Short exercise: Set down all of the data that follows word for word, without the images.

++++ Data to process

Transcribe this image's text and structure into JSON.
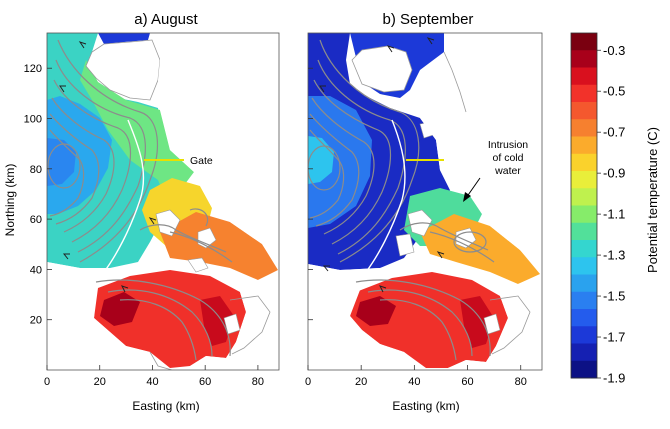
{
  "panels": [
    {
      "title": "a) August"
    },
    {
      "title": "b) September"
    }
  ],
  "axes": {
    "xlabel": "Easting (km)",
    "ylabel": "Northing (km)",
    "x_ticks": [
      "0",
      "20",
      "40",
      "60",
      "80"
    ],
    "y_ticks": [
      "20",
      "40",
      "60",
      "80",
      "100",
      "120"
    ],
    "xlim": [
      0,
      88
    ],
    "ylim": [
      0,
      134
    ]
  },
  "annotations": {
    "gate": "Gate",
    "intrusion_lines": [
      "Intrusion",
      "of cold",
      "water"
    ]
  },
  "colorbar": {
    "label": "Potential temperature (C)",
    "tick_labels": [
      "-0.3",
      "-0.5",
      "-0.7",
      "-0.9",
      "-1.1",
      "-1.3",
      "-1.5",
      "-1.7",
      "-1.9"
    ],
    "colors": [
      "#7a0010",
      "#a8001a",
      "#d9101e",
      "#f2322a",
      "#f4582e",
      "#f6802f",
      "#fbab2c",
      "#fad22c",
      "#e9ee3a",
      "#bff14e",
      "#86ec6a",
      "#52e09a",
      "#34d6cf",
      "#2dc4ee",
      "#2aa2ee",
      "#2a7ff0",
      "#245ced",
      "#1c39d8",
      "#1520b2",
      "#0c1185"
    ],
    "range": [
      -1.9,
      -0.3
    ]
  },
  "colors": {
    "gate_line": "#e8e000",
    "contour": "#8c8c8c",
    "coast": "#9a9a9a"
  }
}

++++++++

Response for this exercise:
Transcribe this image's text and structure into JSON.
{
  "panels": [
    {
      "title": "a) August"
    },
    {
      "title": "b) September"
    }
  ],
  "axes": {
    "xlabel": "Easting (km)",
    "ylabel": "Northing (km)",
    "x_ticks": [
      "0",
      "20",
      "40",
      "60",
      "80"
    ],
    "y_ticks": [
      "20",
      "40",
      "60",
      "80",
      "100",
      "120"
    ],
    "xlim": [
      0,
      88
    ],
    "ylim": [
      0,
      134
    ]
  },
  "annotations": {
    "gate": "Gate",
    "intrusion_lines": [
      "Intrusion",
      "of cold",
      "water"
    ]
  },
  "colorbar": {
    "label": "Potential temperature (C)",
    "tick_labels": [
      "-0.3",
      "-0.5",
      "-0.7",
      "-0.9",
      "-1.1",
      "-1.3",
      "-1.5",
      "-1.7",
      "-1.9"
    ],
    "colors": [
      "#7a0010",
      "#a8001a",
      "#d9101e",
      "#f2322a",
      "#f4582e",
      "#f6802f",
      "#fbab2c",
      "#fad22c",
      "#e9ee3a",
      "#bff14e",
      "#86ec6a",
      "#52e09a",
      "#34d6cf",
      "#2dc4ee",
      "#2aa2ee",
      "#2a7ff0",
      "#245ced",
      "#1c39d8",
      "#1520b2",
      "#0c1185"
    ],
    "range": [
      -1.9,
      -0.3
    ]
  },
  "colors": {
    "gate_line": "#e8e000",
    "contour": "#8c8c8c",
    "coast": "#9a9a9a"
  }
}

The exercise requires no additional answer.